Every entry that follows should be output exactly, and every image in it left out.

*** SOURCE MATERIAL

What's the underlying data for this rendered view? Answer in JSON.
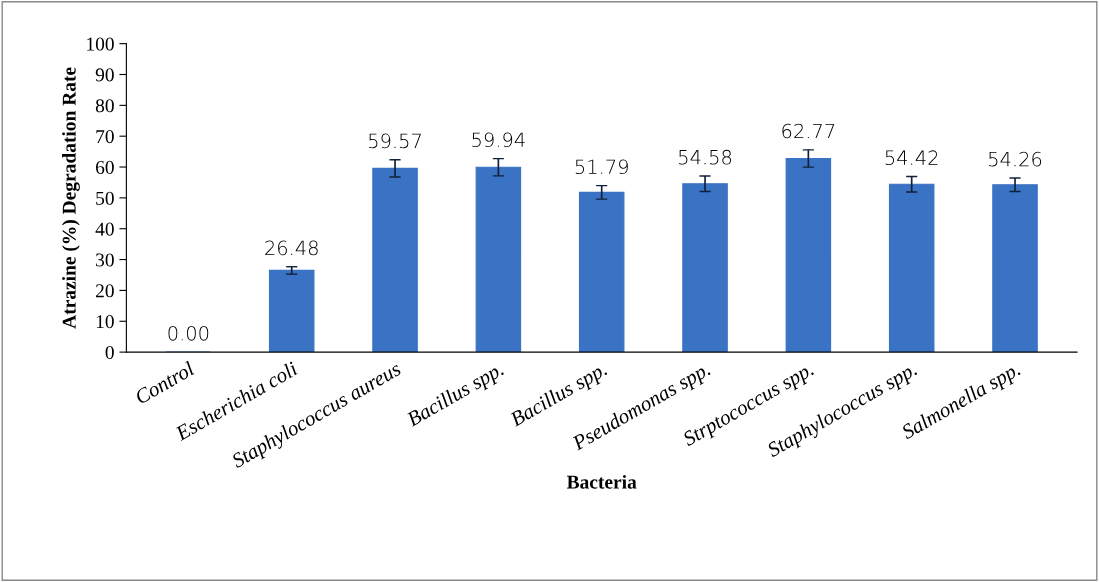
{
  "chart_data": {
    "type": "bar",
    "xlabel": "Bacteria",
    "ylabel": "Atrazine (%) Degradation Rate",
    "categories": [
      "Control",
      "Escherichia coli",
      "Staphylococcus aureus",
      "Bacillus spp.",
      "Bacillus spp.",
      "Pseudomonas spp.",
      "Strptococcus spp.",
      "Staphylococcus spp.",
      "Salmonella spp."
    ],
    "values": [
      0.0,
      26.48,
      59.57,
      59.94,
      51.79,
      54.58,
      62.77,
      54.42,
      54.26
    ],
    "errors": [
      null,
      1.2,
      2.8,
      2.8,
      2.2,
      2.5,
      2.8,
      2.5,
      2.2
    ],
    "value_labels": [
      "0.00",
      "26.48",
      "59.57",
      "59.94",
      "51.79",
      "54.58",
      "62.77",
      "54.42",
      "54.26"
    ],
    "color": "#3a72c4",
    "ylim": [
      0,
      100
    ],
    "yticks": [
      0,
      10,
      20,
      30,
      40,
      50,
      60,
      70,
      80,
      90,
      100
    ],
    "grid": false,
    "legend": false
  }
}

******

> **RESULT FOR THIS TASK**:
What's the underlying data for this rendered view? Answer in JSON.
{
  "chart_data": {
    "type": "bar",
    "xlabel": "Bacteria",
    "ylabel": "Atrazine (%) Degradation Rate",
    "categories": [
      "Control",
      "Escherichia coli",
      "Staphylococcus aureus",
      "Bacillus spp.",
      "Bacillus spp.",
      "Pseudomonas spp.",
      "Strptococcus spp.",
      "Staphylococcus spp.",
      "Salmonella spp."
    ],
    "values": [
      0.0,
      26.48,
      59.57,
      59.94,
      51.79,
      54.58,
      62.77,
      54.42,
      54.26
    ],
    "errors": [
      null,
      1.2,
      2.8,
      2.8,
      2.2,
      2.5,
      2.8,
      2.5,
      2.2
    ],
    "value_labels": [
      "0.00",
      "26.48",
      "59.57",
      "59.94",
      "51.79",
      "54.58",
      "62.77",
      "54.42",
      "54.26"
    ],
    "color": "#3a72c4",
    "ylim": [
      0,
      100
    ],
    "yticks": [
      0,
      10,
      20,
      30,
      40,
      50,
      60,
      70,
      80,
      90,
      100
    ],
    "grid": false,
    "legend": false
  }
}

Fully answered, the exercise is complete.